- TASK TO COMPLETE:
Check each line below for the word "Malers", and copy those that have it.

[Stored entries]

<<<<

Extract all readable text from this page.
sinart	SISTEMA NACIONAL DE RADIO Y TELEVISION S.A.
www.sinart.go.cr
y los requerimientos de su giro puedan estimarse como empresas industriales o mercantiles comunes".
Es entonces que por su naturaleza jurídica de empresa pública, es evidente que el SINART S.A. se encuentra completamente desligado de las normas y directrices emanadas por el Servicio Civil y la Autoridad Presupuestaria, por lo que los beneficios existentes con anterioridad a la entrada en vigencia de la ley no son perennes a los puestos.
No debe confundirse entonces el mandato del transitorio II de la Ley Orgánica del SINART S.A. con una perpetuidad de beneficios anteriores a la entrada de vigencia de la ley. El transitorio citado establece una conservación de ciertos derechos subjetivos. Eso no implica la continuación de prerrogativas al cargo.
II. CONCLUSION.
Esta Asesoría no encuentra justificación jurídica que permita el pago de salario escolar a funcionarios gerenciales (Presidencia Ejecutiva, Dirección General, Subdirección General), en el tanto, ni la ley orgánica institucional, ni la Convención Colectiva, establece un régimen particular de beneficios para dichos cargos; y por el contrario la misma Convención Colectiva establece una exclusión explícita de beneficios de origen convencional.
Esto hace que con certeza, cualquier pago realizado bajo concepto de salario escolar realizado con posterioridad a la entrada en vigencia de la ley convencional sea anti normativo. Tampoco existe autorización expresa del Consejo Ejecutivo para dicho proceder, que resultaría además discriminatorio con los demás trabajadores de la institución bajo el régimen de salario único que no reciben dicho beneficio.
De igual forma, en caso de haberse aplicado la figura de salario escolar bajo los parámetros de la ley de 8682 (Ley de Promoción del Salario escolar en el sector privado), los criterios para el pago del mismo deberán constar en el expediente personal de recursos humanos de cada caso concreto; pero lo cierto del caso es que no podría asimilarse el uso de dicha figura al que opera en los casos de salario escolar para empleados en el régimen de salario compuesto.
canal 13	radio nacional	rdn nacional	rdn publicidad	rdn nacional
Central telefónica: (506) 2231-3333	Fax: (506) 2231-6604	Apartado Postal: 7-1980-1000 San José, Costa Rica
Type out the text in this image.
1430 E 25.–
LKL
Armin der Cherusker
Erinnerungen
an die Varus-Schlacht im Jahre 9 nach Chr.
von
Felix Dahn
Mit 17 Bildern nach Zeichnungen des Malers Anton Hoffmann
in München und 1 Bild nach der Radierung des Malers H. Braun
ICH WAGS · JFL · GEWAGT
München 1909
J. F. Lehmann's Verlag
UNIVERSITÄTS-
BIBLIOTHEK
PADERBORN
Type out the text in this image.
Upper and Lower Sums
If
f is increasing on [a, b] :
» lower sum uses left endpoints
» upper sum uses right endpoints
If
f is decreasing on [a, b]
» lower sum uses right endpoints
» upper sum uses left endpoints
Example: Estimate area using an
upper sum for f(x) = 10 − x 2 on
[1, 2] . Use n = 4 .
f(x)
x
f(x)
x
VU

>>>>

- RESULT:
Mit 17 Bildern nach Zeichnungen des Malers Anton Hoffmann
in München und 1 Bild nach der Radierung des Malers H. Braun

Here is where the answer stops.